* Problem details *
Every line below should be repeated exactly.
──────── Data section
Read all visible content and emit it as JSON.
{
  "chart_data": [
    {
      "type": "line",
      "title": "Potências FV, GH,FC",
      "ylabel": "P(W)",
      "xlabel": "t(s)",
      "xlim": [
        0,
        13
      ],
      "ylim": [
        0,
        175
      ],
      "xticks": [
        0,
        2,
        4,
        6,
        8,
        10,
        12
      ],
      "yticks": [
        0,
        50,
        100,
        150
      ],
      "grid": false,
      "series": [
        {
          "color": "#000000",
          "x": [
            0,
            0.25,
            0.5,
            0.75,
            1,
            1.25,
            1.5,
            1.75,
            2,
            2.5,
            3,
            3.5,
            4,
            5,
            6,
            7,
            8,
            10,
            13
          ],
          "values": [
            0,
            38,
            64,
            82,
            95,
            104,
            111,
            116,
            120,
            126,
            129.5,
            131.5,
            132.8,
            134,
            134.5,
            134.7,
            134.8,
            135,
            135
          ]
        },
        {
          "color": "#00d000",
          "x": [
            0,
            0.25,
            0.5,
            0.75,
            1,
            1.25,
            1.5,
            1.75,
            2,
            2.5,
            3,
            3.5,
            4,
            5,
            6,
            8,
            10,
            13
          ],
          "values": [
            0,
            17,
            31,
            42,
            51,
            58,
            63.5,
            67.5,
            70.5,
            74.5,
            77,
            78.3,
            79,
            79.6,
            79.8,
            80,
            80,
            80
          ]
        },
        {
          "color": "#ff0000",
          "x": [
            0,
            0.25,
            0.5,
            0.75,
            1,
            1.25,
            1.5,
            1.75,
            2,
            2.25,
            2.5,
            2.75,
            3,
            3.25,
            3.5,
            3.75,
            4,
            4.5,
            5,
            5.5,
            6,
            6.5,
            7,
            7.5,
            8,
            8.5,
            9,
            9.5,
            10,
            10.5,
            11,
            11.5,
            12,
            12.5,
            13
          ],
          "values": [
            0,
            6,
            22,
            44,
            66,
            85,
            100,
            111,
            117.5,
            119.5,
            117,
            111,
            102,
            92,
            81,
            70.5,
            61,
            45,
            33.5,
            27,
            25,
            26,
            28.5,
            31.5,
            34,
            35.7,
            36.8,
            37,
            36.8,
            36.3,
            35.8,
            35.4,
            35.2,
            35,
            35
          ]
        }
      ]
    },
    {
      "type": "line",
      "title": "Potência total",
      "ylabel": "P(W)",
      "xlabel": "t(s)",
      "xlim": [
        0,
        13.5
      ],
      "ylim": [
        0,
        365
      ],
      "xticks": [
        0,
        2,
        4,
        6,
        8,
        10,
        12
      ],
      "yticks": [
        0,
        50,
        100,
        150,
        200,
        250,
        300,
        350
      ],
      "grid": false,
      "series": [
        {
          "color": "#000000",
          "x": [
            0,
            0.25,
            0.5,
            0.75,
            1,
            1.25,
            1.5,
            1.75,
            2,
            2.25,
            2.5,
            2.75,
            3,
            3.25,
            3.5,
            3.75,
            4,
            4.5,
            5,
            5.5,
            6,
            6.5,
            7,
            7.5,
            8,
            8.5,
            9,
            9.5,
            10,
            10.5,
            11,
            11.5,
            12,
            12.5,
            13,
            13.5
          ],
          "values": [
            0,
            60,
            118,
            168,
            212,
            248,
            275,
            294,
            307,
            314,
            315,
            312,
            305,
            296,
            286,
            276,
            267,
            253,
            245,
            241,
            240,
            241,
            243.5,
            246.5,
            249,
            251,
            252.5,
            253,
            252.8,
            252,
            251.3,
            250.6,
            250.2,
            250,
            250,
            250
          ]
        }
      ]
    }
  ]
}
────────────────
* The completed task *
Read all visible content and emit it as JSON.
{
  "chart_data": [
    {
      "type": "line",
      "title": "Potências FV, GH,FC",
      "ylabel": "P(W)",
      "xlabel": "t(s)",
      "xlim": [
        0,
        13
      ],
      "ylim": [
        0,
        175
      ],
      "xticks": [
        0,
        2,
        4,
        6,
        8,
        10,
        12
      ],
      "yticks": [
        0,
        50,
        100,
        150
      ],
      "grid": false,
      "series": [
        {
          "color": "#000000",
          "x": [
            0,
            0.25,
            0.5,
            0.75,
            1,
            1.25,
            1.5,
            1.75,
            2,
            2.5,
            3,
            3.5,
            4,
            5,
            6,
            7,
            8,
            10,
            13
          ],
          "values": [
            0,
            38,
            64,
            82,
            95,
            104,
            111,
            116,
            120,
            126,
            129.5,
            131.5,
            132.8,
            134,
            134.5,
            134.7,
            134.8,
            135,
            135
          ]
        },
        {
          "color": "#00d000",
          "x": [
            0,
            0.25,
            0.5,
            0.75,
            1,
            1.25,
            1.5,
            1.75,
            2,
            2.5,
            3,
            3.5,
            4,
            5,
            6,
            8,
            10,
            13
          ],
          "values": [
            0,
            17,
            31,
            42,
            51,
            58,
            63.5,
            67.5,
            70.5,
            74.5,
            77,
            78.3,
            79,
            79.6,
            79.8,
            80,
            80,
            80
          ]
        },
        {
          "color": "#ff0000",
          "x": [
            0,
            0.25,
            0.5,
            0.75,
            1,
            1.25,
            1.5,
            1.75,
            2,
            2.25,
            2.5,
            2.75,
            3,
            3.25,
            3.5,
            3.75,
            4,
            4.5,
            5,
            5.5,
            6,
            6.5,
            7,
            7.5,
            8,
            8.5,
            9,
            9.5,
            10,
            10.5,
            11,
            11.5,
            12,
            12.5,
            13
          ],
          "values": [
            0,
            6,
            22,
            44,
            66,
            85,
            100,
            111,
            117.5,
            119.5,
            117,
            111,
            102,
            92,
            81,
            70.5,
            61,
            45,
            33.5,
            27,
            25,
            26,
            28.5,
            31.5,
            34,
            35.7,
            36.8,
            37,
            36.8,
            36.3,
            35.8,
            35.4,
            35.2,
            35,
            35
          ]
        }
      ]
    },
    {
      "type": "line",
      "title": "Potência total",
      "ylabel": "P(W)",
      "xlabel": "t(s)",
      "xlim": [
        0,
        13.5
      ],
      "ylim": [
        0,
        365
      ],
      "xticks": [
        0,
        2,
        4,
        6,
        8,
        10,
        12
      ],
      "yticks": [
        0,
        50,
        100,
        150,
        200,
        250,
        300,
        350
      ],
      "grid": false,
      "series": [
        {
          "color": "#000000",
          "x": [
            0,
            0.25,
            0.5,
            0.75,
            1,
            1.25,
            1.5,
            1.75,
            2,
            2.25,
            2.5,
            2.75,
            3,
            3.25,
            3.5,
            3.75,
            4,
            4.5,
            5,
            5.5,
            6,
            6.5,
            7,
            7.5,
            8,
            8.5,
            9,
            9.5,
            10,
            10.5,
            11,
            11.5,
            12,
            12.5,
            13,
            13.5
          ],
          "values": [
            0,
            60,
            118,
            168,
            212,
            248,
            275,
            294,
            307,
            314,
            315,
            312,
            305,
            296,
            286,
            276,
            267,
            253,
            245,
            241,
            240,
            241,
            243.5,
            246.5,
            249,
            251,
            252.5,
            253,
            252.8,
            252,
            251.3,
            250.6,
            250.2,
            250,
            250,
            250
          ]
        }
      ]
    }
  ]
}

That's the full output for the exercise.